▶ Task details
Check each line of the material, and show the ones that include the word "repeat".

▶ Listed entries

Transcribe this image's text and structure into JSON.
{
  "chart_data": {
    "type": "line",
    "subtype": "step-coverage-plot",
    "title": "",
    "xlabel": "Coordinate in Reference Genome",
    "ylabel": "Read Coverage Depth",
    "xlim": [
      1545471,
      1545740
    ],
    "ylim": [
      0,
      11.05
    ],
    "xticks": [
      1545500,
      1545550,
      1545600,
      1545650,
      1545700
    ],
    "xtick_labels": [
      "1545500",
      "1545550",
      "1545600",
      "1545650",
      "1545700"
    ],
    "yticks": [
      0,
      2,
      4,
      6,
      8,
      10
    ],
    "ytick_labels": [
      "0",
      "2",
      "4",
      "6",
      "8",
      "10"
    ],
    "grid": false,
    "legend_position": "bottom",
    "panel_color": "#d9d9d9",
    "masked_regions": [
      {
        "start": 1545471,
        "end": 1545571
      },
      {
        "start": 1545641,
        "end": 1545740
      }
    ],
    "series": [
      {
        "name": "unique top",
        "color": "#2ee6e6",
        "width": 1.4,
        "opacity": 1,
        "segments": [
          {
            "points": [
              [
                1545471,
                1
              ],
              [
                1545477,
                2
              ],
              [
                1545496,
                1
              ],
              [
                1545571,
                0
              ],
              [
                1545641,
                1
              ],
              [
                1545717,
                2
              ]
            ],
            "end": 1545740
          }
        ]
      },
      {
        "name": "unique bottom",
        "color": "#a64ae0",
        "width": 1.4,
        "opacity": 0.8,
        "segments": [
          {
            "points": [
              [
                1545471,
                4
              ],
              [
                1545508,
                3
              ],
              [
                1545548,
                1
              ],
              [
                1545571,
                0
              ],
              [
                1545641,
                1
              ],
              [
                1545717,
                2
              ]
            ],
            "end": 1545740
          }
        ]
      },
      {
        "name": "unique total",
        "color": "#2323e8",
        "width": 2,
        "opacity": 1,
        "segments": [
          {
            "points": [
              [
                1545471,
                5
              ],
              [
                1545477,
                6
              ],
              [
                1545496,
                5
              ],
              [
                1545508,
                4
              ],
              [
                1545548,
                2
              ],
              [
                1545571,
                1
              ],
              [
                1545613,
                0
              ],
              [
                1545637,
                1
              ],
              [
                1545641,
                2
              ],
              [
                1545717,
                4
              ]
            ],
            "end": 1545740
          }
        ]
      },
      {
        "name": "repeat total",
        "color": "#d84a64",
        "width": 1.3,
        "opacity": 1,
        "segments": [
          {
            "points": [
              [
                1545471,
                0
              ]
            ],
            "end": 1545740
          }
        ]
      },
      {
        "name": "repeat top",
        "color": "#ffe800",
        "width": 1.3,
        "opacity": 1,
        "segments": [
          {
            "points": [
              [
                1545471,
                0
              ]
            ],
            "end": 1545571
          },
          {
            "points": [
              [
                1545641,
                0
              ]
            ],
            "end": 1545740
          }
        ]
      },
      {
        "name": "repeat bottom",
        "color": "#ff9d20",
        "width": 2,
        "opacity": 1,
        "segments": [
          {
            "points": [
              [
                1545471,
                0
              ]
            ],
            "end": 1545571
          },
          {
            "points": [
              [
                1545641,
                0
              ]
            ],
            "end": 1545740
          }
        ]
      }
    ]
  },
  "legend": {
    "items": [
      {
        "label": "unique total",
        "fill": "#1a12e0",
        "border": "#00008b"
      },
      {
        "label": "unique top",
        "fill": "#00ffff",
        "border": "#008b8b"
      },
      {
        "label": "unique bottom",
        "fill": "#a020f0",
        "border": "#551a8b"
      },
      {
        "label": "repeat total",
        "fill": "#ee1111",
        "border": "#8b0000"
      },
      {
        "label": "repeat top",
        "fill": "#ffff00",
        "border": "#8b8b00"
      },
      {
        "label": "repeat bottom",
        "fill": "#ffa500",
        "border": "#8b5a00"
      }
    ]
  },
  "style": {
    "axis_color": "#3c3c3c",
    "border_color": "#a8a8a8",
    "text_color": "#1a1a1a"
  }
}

▶ Task result
        "name": "repeat total",
        "name": "repeat top",
        "name": "repeat bottom",
        "label": "repeat total",
        "label": "repeat top",
        "label": "repeat bottom",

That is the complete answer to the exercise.